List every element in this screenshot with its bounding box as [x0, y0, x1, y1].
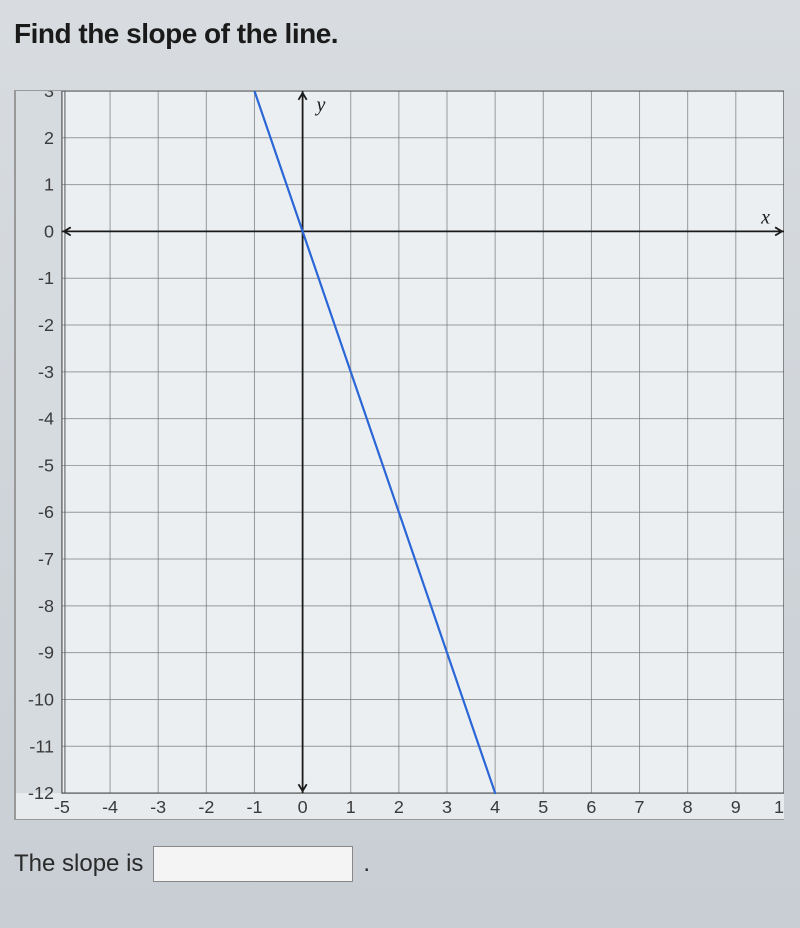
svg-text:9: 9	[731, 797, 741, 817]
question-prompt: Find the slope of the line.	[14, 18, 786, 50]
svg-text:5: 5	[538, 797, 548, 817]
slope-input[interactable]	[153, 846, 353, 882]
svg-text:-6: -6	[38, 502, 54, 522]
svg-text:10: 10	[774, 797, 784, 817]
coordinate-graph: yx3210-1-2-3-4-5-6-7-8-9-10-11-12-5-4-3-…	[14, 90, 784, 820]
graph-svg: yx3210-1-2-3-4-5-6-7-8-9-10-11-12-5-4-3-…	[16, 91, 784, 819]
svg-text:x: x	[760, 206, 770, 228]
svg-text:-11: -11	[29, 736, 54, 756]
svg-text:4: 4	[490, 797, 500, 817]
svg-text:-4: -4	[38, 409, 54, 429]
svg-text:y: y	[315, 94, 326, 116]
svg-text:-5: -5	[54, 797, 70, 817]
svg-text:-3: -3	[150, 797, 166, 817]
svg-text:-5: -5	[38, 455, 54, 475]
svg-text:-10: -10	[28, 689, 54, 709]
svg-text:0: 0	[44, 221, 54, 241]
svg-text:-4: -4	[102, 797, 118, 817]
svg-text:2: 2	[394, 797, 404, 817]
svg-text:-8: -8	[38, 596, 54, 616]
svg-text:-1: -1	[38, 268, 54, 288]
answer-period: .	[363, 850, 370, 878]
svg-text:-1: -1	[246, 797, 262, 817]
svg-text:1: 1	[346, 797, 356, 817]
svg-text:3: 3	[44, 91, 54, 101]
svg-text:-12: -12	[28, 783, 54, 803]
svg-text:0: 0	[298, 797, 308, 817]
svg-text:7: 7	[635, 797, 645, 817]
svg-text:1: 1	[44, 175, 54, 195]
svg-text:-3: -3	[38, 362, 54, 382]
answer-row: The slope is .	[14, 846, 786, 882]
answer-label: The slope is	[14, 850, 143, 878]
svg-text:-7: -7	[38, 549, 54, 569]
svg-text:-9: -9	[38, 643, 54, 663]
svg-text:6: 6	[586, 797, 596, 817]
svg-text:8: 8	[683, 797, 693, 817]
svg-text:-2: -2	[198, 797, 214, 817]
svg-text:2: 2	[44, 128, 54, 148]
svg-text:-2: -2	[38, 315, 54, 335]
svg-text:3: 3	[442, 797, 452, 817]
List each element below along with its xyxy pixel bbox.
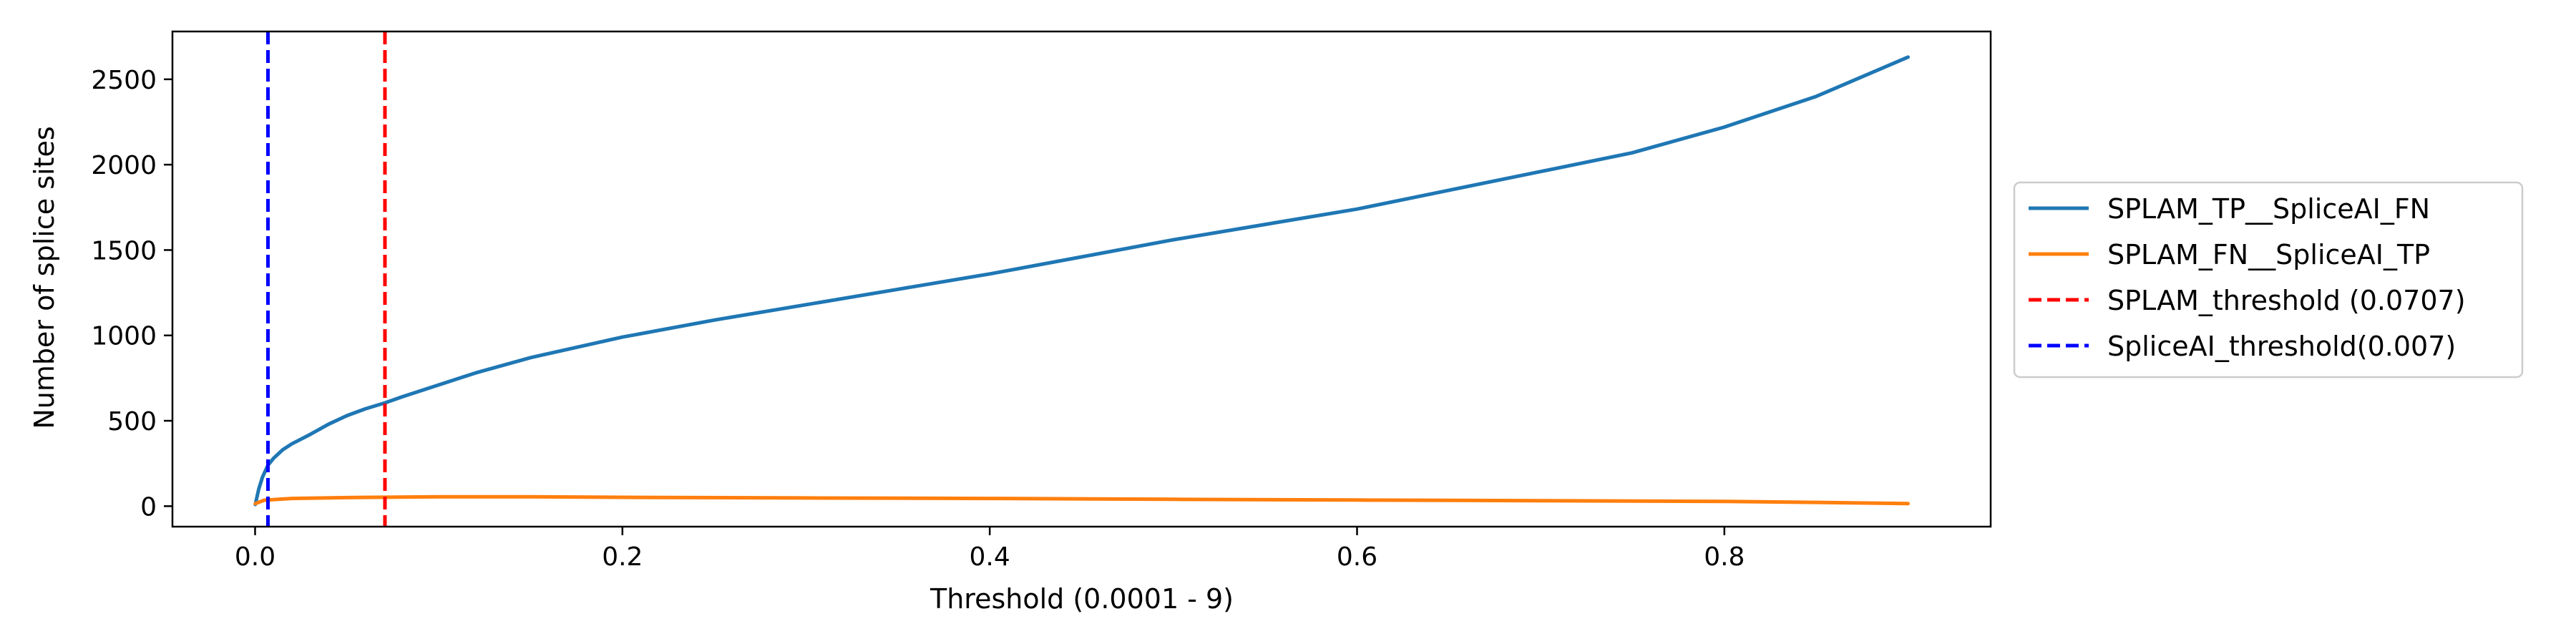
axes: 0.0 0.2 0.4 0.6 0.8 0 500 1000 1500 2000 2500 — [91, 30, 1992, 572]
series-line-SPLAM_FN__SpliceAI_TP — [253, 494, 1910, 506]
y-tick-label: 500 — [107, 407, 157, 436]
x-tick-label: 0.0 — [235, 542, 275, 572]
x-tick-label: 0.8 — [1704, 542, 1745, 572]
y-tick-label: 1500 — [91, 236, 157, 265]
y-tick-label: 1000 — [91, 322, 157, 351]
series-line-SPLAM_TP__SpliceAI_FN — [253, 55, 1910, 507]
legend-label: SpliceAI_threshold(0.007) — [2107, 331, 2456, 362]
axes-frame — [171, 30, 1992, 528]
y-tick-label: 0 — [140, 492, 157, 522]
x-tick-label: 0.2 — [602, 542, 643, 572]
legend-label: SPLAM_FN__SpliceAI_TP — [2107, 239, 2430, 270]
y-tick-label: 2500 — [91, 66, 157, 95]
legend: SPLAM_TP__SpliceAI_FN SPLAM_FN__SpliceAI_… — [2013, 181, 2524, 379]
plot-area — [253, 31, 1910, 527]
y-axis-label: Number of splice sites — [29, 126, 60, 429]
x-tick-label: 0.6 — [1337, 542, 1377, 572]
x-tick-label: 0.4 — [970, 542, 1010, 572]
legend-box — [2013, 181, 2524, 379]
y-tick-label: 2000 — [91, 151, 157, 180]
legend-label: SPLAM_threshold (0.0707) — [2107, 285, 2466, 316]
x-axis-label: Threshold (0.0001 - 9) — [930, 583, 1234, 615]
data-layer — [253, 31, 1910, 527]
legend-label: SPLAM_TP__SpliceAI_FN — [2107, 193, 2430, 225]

------------------------

— Set problem —
Substitute "graph-text" for "svg-text" throughout the records above, and give them again with nothing else changed. Leave the pictures out.

— Result for this task —
List every element in this screenshot with its bounding box as [x0, y0, x1, y1].
graph-text:9: 9	[731, 797, 741, 817]
question-prompt: Find the slope of the line.	[14, 18, 786, 50]
graph-text:5: 5	[538, 797, 548, 817]
slope-input[interactable]	[153, 846, 353, 882]
graph-text:-6: -6	[38, 502, 54, 522]
graph-text:10: 10	[774, 797, 784, 817]
coordinate-graph: yx3210-1-2-3-4-5-6-7-8-9-10-11-12-5-4-3-…	[14, 90, 784, 820]
graph-svg: yx3210-1-2-3-4-5-6-7-8-9-10-11-12-5-4-3-…	[16, 91, 784, 819]
graph-text:x: x	[760, 206, 770, 228]
graph-text:-11: -11	[29, 736, 54, 756]
graph-text:4: 4	[490, 797, 500, 817]
graph-text:-4: -4	[38, 409, 54, 429]
graph-text:y: y	[315, 94, 326, 116]
graph-text:-5: -5	[54, 797, 70, 817]
graph-text:-3: -3	[150, 797, 166, 817]
graph-text:-5: -5	[38, 455, 54, 475]
graph-text:-10: -10	[28, 689, 54, 709]
graph-text:0: 0	[44, 221, 54, 241]
graph-text:-4: -4	[102, 797, 118, 817]
graph-text:2: 2	[394, 797, 404, 817]
graph-text:-8: -8	[38, 596, 54, 616]
graph-text:-1: -1	[38, 268, 54, 288]
answer-period: .	[363, 850, 370, 878]
graph-text:-1: -1	[246, 797, 262, 817]
graph-text:1: 1	[346, 797, 356, 817]
graph-text:3: 3	[44, 91, 54, 101]
graph-text:-12: -12	[28, 783, 54, 803]
graph-text:0: 0	[298, 797, 308, 817]
graph-text:7: 7	[635, 797, 645, 817]
graph-text:1: 1	[44, 175, 54, 195]
graph-text:-3: -3	[38, 362, 54, 382]
answer-row: The slope is .	[14, 846, 786, 882]
answer-label: The slope is	[14, 850, 143, 878]
graph-text:-7: -7	[38, 549, 54, 569]
graph-text:-9: -9	[38, 643, 54, 663]
graph-text:6: 6	[586, 797, 596, 817]
graph-text:8: 8	[683, 797, 693, 817]
graph-text:-2: -2	[198, 797, 214, 817]
graph-text:2: 2	[44, 128, 54, 148]
graph-text:-2: -2	[38, 315, 54, 335]
graph-text:3: 3	[442, 797, 452, 817]
List each element below along with its xyxy pixel bbox.
axes: 0.0 0.2 0.4 0.6 0.8 0 500 1000 1500 2000 2500 — [91, 30, 1992, 572]
series-line-SPLAM_FN__SpliceAI_TP — [253, 494, 1910, 506]
y-tick-label: 500 — [107, 407, 157, 436]
x-tick-label: 0.0 — [235, 542, 275, 572]
x-tick-label: 0.8 — [1704, 542, 1745, 572]
y-tick-label: 1500 — [91, 236, 157, 265]
y-tick-label: 1000 — [91, 322, 157, 351]
series-line-SPLAM_TP__SpliceAI_FN — [253, 55, 1910, 507]
legend-label: SpliceAI_threshold(0.007) — [2107, 331, 2456, 362]
axes-frame — [171, 30, 1992, 528]
y-tick-label: 0 — [140, 492, 157, 522]
x-tick-label: 0.2 — [602, 542, 643, 572]
legend-label: SPLAM_FN__SpliceAI_TP — [2107, 239, 2430, 270]
y-tick-label: 2500 — [91, 66, 157, 95]
legend: SPLAM_TP__SpliceAI_FN SPLAM_FN__SpliceAI_… — [2013, 181, 2524, 379]
plot-area — [253, 31, 1910, 527]
y-axis-label: Number of splice sites — [29, 126, 60, 429]
x-tick-label: 0.6 — [1337, 542, 1377, 572]
x-tick-label: 0.4 — [970, 542, 1010, 572]
legend-box — [2013, 181, 2524, 379]
y-tick-label: 2000 — [91, 151, 157, 180]
legend-label: SPLAM_threshold (0.0707) — [2107, 285, 2466, 316]
x-axis-label: Threshold (0.0001 - 9) — [930, 583, 1234, 615]
data-layer — [253, 31, 1910, 527]
legend-label: SPLAM_TP__SpliceAI_FN — [2107, 193, 2430, 225]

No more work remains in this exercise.